▸ **PROBLEM REQUIREMENTS**
Would you write out the entries below, every one of them, exactly?

_____

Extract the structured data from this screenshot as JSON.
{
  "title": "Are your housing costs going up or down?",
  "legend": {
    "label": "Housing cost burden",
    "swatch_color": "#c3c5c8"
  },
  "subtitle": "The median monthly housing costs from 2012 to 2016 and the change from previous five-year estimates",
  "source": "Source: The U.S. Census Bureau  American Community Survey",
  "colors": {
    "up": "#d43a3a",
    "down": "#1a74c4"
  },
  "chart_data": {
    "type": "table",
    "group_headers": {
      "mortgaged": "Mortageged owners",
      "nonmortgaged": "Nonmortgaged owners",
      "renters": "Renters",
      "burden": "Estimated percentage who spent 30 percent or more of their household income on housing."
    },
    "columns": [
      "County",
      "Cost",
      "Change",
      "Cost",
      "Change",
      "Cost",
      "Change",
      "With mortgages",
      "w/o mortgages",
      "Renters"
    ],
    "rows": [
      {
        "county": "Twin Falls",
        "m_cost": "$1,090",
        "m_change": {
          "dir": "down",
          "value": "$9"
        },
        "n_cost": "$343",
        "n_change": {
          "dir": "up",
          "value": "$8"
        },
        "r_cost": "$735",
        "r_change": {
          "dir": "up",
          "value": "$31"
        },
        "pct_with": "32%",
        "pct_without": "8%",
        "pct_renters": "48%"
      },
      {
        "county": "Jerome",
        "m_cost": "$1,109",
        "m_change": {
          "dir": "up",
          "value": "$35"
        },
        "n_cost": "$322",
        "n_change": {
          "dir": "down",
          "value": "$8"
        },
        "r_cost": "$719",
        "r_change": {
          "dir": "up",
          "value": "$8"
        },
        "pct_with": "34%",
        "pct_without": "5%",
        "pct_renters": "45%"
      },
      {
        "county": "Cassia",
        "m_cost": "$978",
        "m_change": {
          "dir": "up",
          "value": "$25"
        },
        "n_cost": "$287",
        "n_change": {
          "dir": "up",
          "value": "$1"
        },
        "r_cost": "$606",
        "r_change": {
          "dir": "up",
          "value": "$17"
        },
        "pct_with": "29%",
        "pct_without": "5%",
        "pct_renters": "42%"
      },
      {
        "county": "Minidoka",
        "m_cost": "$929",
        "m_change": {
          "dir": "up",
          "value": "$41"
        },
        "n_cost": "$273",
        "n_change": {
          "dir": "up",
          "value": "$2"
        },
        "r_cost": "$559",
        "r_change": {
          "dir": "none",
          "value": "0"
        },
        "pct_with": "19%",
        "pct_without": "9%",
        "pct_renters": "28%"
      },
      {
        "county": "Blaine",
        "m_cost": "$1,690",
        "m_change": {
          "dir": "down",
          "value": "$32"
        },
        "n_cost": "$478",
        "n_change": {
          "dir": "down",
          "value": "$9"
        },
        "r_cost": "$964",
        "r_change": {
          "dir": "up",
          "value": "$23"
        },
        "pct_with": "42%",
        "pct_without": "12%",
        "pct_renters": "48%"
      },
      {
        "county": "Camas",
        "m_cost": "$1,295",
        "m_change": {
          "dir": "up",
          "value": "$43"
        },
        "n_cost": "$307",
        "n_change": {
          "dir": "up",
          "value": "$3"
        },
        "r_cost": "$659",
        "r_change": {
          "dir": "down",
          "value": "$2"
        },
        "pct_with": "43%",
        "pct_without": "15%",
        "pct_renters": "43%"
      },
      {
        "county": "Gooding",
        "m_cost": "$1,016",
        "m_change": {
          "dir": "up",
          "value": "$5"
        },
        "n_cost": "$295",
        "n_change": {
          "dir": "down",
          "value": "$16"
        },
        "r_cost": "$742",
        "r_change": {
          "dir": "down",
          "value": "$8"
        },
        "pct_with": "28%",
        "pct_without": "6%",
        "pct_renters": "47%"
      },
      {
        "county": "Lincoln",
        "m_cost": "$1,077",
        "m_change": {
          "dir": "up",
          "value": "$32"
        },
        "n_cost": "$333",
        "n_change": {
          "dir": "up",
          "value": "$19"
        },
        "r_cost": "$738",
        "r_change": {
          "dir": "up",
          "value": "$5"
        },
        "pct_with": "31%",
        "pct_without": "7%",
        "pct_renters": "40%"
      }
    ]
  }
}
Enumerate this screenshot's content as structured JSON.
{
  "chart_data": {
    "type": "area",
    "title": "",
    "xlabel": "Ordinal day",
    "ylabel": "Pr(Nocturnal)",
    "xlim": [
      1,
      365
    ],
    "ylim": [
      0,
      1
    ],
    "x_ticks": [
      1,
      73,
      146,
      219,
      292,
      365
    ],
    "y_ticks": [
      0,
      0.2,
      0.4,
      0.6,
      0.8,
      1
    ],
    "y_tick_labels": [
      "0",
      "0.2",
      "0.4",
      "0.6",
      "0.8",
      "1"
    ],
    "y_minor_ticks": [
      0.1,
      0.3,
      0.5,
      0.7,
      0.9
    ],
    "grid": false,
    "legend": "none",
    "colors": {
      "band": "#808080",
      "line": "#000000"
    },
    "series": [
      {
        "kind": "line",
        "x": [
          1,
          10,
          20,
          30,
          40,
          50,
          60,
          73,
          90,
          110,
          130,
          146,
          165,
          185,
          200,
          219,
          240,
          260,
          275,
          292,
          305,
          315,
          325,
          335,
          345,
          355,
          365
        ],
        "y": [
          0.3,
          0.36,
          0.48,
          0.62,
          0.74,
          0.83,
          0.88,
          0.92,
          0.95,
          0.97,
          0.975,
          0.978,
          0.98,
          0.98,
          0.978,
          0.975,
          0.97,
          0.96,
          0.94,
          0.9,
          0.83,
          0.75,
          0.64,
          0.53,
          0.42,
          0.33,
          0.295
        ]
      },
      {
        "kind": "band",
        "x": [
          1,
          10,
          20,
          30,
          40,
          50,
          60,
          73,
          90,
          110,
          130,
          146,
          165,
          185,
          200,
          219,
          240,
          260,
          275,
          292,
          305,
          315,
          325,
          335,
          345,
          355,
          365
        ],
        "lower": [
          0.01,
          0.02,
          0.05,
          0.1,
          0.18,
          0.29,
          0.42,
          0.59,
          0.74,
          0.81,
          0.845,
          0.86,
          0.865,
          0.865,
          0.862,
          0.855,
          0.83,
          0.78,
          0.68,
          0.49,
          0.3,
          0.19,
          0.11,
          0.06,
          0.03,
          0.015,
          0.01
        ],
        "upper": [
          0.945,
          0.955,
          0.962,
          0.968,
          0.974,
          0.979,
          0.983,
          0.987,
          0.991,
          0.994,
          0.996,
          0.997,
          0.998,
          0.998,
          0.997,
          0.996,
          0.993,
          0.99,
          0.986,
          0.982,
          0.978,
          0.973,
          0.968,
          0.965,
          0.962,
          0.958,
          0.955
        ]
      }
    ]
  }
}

_____

▸ **COMPLETE ANSWER**
Extract the structured data from this screenshot as JSON.
{
  "title": "Are your housing costs going up or down?",
  "legend": {
    "label": "Housing cost burden",
    "swatch_color": "#c3c5c8"
  },
  "subtitle": "The median monthly housing costs from 2012 to 2016 and the change from previous five-year estimates",
  "source": "Source: The U.S. Census Bureau  American Community Survey",
  "colors": {
    "up": "#d43a3a",
    "down": "#1a74c4"
  },
  "chart_data": {
    "type": "table",
    "group_headers": {
      "mortgaged": "Mortageged owners",
      "nonmortgaged": "Nonmortgaged owners",
      "renters": "Renters",
      "burden": "Estimated percentage who spent 30 percent or more of their household income on housing."
    },
    "columns": [
      "County",
      "Cost",
      "Change",
      "Cost",
      "Change",
      "Cost",
      "Change",
      "With mortgages",
      "w/o mortgages",
      "Renters"
    ],
    "rows": [
      {
        "county": "Twin Falls",
        "m_cost": "$1,090",
        "m_change": {
          "dir": "down",
          "value": "$9"
        },
        "n_cost": "$343",
        "n_change": {
          "dir": "up",
          "value": "$8"
        },
        "r_cost": "$735",
        "r_change": {
          "dir": "up",
          "value": "$31"
        },
        "pct_with": "32%",
        "pct_without": "8%",
        "pct_renters": "48%"
      },
      {
        "county": "Jerome",
        "m_cost": "$1,109",
        "m_change": {
          "dir": "up",
          "value": "$35"
        },
        "n_cost": "$322",
        "n_change": {
          "dir": "down",
          "value": "$8"
        },
        "r_cost": "$719",
        "r_change": {
          "dir": "up",
          "value": "$8"
        },
        "pct_with": "34%",
        "pct_without": "5%",
        "pct_renters": "45%"
      },
      {
        "county": "Cassia",
        "m_cost": "$978",
        "m_change": {
          "dir": "up",
          "value": "$25"
        },
        "n_cost": "$287",
        "n_change": {
          "dir": "up",
          "value": "$1"
        },
        "r_cost": "$606",
        "r_change": {
          "dir": "up",
          "value": "$17"
        },
        "pct_with": "29%",
        "pct_without": "5%",
        "pct_renters": "42%"
      },
      {
        "county": "Minidoka",
        "m_cost": "$929",
        "m_change": {
          "dir": "up",
          "value": "$41"
        },
        "n_cost": "$273",
        "n_change": {
          "dir": "up",
          "value": "$2"
        },
        "r_cost": "$559",
        "r_change": {
          "dir": "none",
          "value": "0"
        },
        "pct_with": "19%",
        "pct_without": "9%",
        "pct_renters": "28%"
      },
      {
        "county": "Blaine",
        "m_cost": "$1,690",
        "m_change": {
          "dir": "down",
          "value": "$32"
        },
        "n_cost": "$478",
        "n_change": {
          "dir": "down",
          "value": "$9"
        },
        "r_cost": "$964",
        "r_change": {
          "dir": "up",
          "value": "$23"
        },
        "pct_with": "42%",
        "pct_without": "12%",
        "pct_renters": "48%"
      },
      {
        "county": "Camas",
        "m_cost": "$1,295",
        "m_change": {
          "dir": "up",
          "value": "$43"
        },
        "n_cost": "$307",
        "n_change": {
          "dir": "up",
          "value": "$3"
        },
        "r_cost": "$659",
        "r_change": {
          "dir": "down",
          "value": "$2"
        },
        "pct_with": "43%",
        "pct_without": "15%",
        "pct_renters": "43%"
      },
      {
        "county": "Gooding",
        "m_cost": "$1,016",
        "m_change": {
          "dir": "up",
          "value": "$5"
        },
        "n_cost": "$295",
        "n_change": {
          "dir": "down",
          "value": "$16"
        },
        "r_cost": "$742",
        "r_change": {
          "dir": "down",
          "value": "$8"
        },
        "pct_with": "28%",
        "pct_without": "6%",
        "pct_renters": "47%"
      },
      {
        "county": "Lincoln",
        "m_cost": "$1,077",
        "m_change": {
          "dir": "up",
          "value": "$32"
        },
        "n_cost": "$333",
        "n_change": {
          "dir": "up",
          "value": "$19"
        },
        "r_cost": "$738",
        "r_change": {
          "dir": "up",
          "value": "$5"
        },
        "pct_with": "31%",
        "pct_without": "7%",
        "pct_renters": "40%"
      }
    ]
  }
}
Enumerate this screenshot's content as structured JSON.
{
  "chart_data": {
    "type": "area",
    "title": "",
    "xlabel": "Ordinal day",
    "ylabel": "Pr(Nocturnal)",
    "xlim": [
      1,
      365
    ],
    "ylim": [
      0,
      1
    ],
    "x_ticks": [
      1,
      73,
      146,
      219,
      292,
      365
    ],
    "y_ticks": [
      0,
      0.2,
      0.4,
      0.6,
      0.8,
      1
    ],
    "y_tick_labels": [
      "0",
      "0.2",
      "0.4",
      "0.6",
      "0.8",
      "1"
    ],
    "y_minor_ticks": [
      0.1,
      0.3,
      0.5,
      0.7,
      0.9
    ],
    "grid": false,
    "legend": "none",
    "colors": {
      "band": "#808080",
      "line": "#000000"
    },
    "series": [
      {
        "kind": "line",
        "x": [
          1,
          10,
          20,
          30,
          40,
          50,
          60,
          73,
          90,
          110,
          130,
          146,
          165,
          185,
          200,
          219,
          240,
          260,
          275,
          292,
          305,
          315,
          325,
          335,
          345,
          355,
          365
        ],
        "y": [
          0.3,
          0.36,
          0.48,
          0.62,
          0.74,
          0.83,
          0.88,
          0.92,
          0.95,
          0.97,
          0.975,
          0.978,
          0.98,
          0.98,
          0.978,
          0.975,
          0.97,
          0.96,
          0.94,
          0.9,
          0.83,
          0.75,
          0.64,
          0.53,
          0.42,
          0.33,
          0.295
        ]
      },
      {
        "kind": "band",
        "x": [
          1,
          10,
          20,
          30,
          40,
          50,
          60,
          73,
          90,
          110,
          130,
          146,
          165,
          185,
          200,
          219,
          240,
          260,
          275,
          292,
          305,
          315,
          325,
          335,
          345,
          355,
          365
        ],
        "lower": [
          0.01,
          0.02,
          0.05,
          0.1,
          0.18,
          0.29,
          0.42,
          0.59,
          0.74,
          0.81,
          0.845,
          0.86,
          0.865,
          0.865,
          0.862,
          0.855,
          0.83,
          0.78,
          0.68,
          0.49,
          0.3,
          0.19,
          0.11,
          0.06,
          0.03,
          0.015,
          0.01
        ],
        "upper": [
          0.945,
          0.955,
          0.962,
          0.968,
          0.974,
          0.979,
          0.983,
          0.987,
          0.991,
          0.994,
          0.996,
          0.997,
          0.998,
          0.998,
          0.997,
          0.996,
          0.993,
          0.99,
          0.986,
          0.982,
          0.978,
          0.973,
          0.968,
          0.965,
          0.962,
          0.958,
          0.955
        ]
      }
    ]
  }
}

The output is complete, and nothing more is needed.